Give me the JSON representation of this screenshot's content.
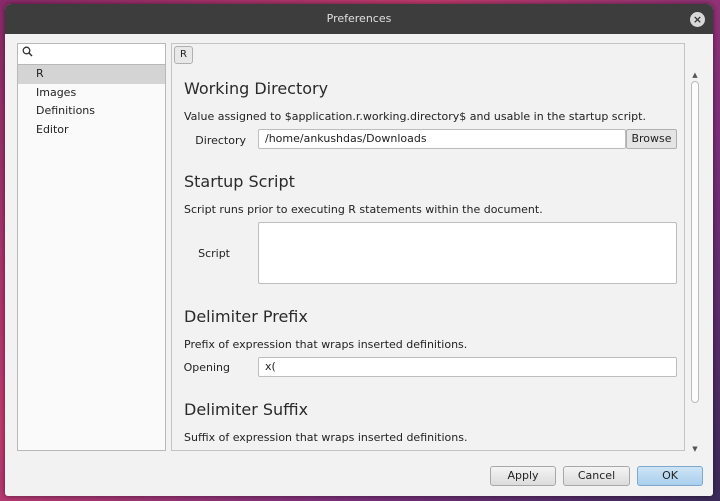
{
  "window": {
    "title": "Preferences",
    "close_glyph": "×"
  },
  "sidebar": {
    "search": {
      "icon": "search-icon",
      "value": "",
      "placeholder": ""
    },
    "items": [
      {
        "label": "R",
        "selected": true
      },
      {
        "label": "Images",
        "selected": false
      },
      {
        "label": "Definitions",
        "selected": false
      },
      {
        "label": "Editor",
        "selected": false
      }
    ]
  },
  "main": {
    "breadcrumb": "R",
    "sections": {
      "working_directory": {
        "heading": "Working Directory",
        "description": "Value assigned to $application.r.working.directory$ and usable in the startup script.",
        "field_label": "Directory",
        "value": "/home/ankushdas/Downloads",
        "browse_label": "Browse"
      },
      "startup_script": {
        "heading": "Startup Script",
        "description": "Script runs prior to executing R statements within the document.",
        "field_label": "Script",
        "value": ""
      },
      "delimiter_prefix": {
        "heading": "Delimiter Prefix",
        "description": "Prefix of expression that wraps inserted definitions.",
        "field_label": "Opening",
        "value": "x("
      },
      "delimiter_suffix": {
        "heading": "Delimiter Suffix",
        "description": "Suffix of expression that wraps inserted definitions."
      }
    }
  },
  "footer": {
    "apply_label": "Apply",
    "cancel_label": "Cancel",
    "ok_label": "OK"
  },
  "colors": {
    "ok_button": "#a9cfee",
    "selected_item": "#d4d4d4",
    "titlebar": "#3d3d3d"
  }
}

○ ○ ○ ○ ○ ○ ○

• _Exercise objective_
Leave out the pictures and copy every record above exactly.

• _Exercise answer_
Give me the JSON representation of this screenshot's content.
{
  "window": {
    "title": "Preferences",
    "close_glyph": "×"
  },
  "sidebar": {
    "search": {
      "icon": "search-icon",
      "value": "",
      "placeholder": ""
    },
    "items": [
      {
        "label": "R",
        "selected": true
      },
      {
        "label": "Images",
        "selected": false
      },
      {
        "label": "Definitions",
        "selected": false
      },
      {
        "label": "Editor",
        "selected": false
      }
    ]
  },
  "main": {
    "breadcrumb": "R",
    "sections": {
      "working_directory": {
        "heading": "Working Directory",
        "description": "Value assigned to $application.r.working.directory$ and usable in the startup script.",
        "field_label": "Directory",
        "value": "/home/ankushdas/Downloads",
        "browse_label": "Browse"
      },
      "startup_script": {
        "heading": "Startup Script",
        "description": "Script runs prior to executing R statements within the document.",
        "field_label": "Script",
        "value": ""
      },
      "delimiter_prefix": {
        "heading": "Delimiter Prefix",
        "description": "Prefix of expression that wraps inserted definitions.",
        "field_label": "Opening",
        "value": "x("
      },
      "delimiter_suffix": {
        "heading": "Delimiter Suffix",
        "description": "Suffix of expression that wraps inserted definitions."
      }
    }
  },
  "footer": {
    "apply_label": "Apply",
    "cancel_label": "Cancel",
    "ok_label": "OK"
  },
  "colors": {
    "ok_button": "#a9cfee",
    "selected_item": "#d4d4d4",
    "titlebar": "#3d3d3d"
  }
}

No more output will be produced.